Requirements. Quote the data below in full, please, without altering anything.

Records for processing.

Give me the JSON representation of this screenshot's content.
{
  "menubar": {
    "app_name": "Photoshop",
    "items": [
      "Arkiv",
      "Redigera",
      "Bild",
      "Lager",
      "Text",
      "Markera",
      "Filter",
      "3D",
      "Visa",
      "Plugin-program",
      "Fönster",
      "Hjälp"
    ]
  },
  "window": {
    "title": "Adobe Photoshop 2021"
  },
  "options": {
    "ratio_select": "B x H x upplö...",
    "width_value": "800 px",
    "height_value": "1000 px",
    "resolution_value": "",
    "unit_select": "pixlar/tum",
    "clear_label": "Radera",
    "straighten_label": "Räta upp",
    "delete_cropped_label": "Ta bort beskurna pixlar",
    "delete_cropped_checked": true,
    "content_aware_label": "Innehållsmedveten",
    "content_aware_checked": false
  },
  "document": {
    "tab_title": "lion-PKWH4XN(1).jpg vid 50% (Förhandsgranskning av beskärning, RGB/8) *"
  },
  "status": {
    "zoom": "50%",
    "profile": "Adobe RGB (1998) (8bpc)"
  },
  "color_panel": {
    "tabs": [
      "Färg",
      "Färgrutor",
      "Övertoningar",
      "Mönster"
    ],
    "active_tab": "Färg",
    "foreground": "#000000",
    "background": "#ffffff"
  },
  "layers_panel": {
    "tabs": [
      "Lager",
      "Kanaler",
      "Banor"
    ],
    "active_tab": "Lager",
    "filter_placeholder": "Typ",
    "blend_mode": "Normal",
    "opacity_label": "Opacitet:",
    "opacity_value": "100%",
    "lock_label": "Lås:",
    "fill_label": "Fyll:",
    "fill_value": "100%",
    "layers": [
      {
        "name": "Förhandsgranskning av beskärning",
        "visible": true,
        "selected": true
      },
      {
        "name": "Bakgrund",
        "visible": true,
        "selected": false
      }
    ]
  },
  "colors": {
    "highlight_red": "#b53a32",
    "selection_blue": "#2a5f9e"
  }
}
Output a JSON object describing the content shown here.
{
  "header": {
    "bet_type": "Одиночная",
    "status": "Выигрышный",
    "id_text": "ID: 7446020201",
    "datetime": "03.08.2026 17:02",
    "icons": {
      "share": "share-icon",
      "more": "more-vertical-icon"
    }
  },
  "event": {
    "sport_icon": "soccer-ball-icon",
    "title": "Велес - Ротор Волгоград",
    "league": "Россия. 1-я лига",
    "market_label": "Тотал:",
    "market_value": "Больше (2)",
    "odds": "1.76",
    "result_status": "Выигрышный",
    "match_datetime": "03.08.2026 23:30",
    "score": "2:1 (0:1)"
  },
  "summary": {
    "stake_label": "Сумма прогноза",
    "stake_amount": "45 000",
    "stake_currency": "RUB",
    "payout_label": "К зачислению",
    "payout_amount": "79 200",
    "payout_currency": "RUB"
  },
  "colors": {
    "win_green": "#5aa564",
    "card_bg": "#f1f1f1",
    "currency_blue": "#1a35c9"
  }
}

Reply to the exercise.
Give me the JSON representation of this screenshot's content.
{
  "menubar": {
    "app_name": "Photoshop",
    "items": [
      "Arkiv",
      "Redigera",
      "Bild",
      "Lager",
      "Text",
      "Markera",
      "Filter",
      "3D",
      "Visa",
      "Plugin-program",
      "Fönster",
      "Hjälp"
    ]
  },
  "window": {
    "title": "Adobe Photoshop 2021"
  },
  "options": {
    "ratio_select": "B x H x upplö...",
    "width_value": "800 px",
    "height_value": "1000 px",
    "resolution_value": "",
    "unit_select": "pixlar/tum",
    "clear_label": "Radera",
    "straighten_label": "Räta upp",
    "delete_cropped_label": "Ta bort beskurna pixlar",
    "delete_cropped_checked": true,
    "content_aware_label": "Innehållsmedveten",
    "content_aware_checked": false
  },
  "document": {
    "tab_title": "lion-PKWH4XN(1).jpg vid 50% (Förhandsgranskning av beskärning, RGB/8) *"
  },
  "status": {
    "zoom": "50%",
    "profile": "Adobe RGB (1998) (8bpc)"
  },
  "color_panel": {
    "tabs": [
      "Färg",
      "Färgrutor",
      "Övertoningar",
      "Mönster"
    ],
    "active_tab": "Färg",
    "foreground": "#000000",
    "background": "#ffffff"
  },
  "layers_panel": {
    "tabs": [
      "Lager",
      "Kanaler",
      "Banor"
    ],
    "active_tab": "Lager",
    "filter_placeholder": "Typ",
    "blend_mode": "Normal",
    "opacity_label": "Opacitet:",
    "opacity_value": "100%",
    "lock_label": "Lås:",
    "fill_label": "Fyll:",
    "fill_value": "100%",
    "layers": [
      {
        "name": "Förhandsgranskning av beskärning",
        "visible": true,
        "selected": true
      },
      {
        "name": "Bakgrund",
        "visible": true,
        "selected": false
      }
    ]
  },
  "colors": {
    "highlight_red": "#b53a32",
    "selection_blue": "#2a5f9e"
  }
}
Output a JSON object describing the content shown here.
{
  "header": {
    "bet_type": "Одиночная",
    "status": "Выигрышный",
    "id_text": "ID: 7446020201",
    "datetime": "03.08.2026 17:02",
    "icons": {
      "share": "share-icon",
      "more": "more-vertical-icon"
    }
  },
  "event": {
    "sport_icon": "soccer-ball-icon",
    "title": "Велес - Ротор Волгоград",
    "league": "Россия. 1-я лига",
    "market_label": "Тотал:",
    "market_value": "Больше (2)",
    "odds": "1.76",
    "result_status": "Выигрышный",
    "match_datetime": "03.08.2026 23:30",
    "score": "2:1 (0:1)"
  },
  "summary": {
    "stake_label": "Сумма прогноза",
    "stake_amount": "45 000",
    "stake_currency": "RUB",
    "payout_label": "К зачислению",
    "payout_amount": "79 200",
    "payout_currency": "RUB"
  },
  "colors": {
    "win_green": "#5aa564",
    "card_bg": "#f1f1f1",
    "currency_blue": "#1a35c9"
  }
}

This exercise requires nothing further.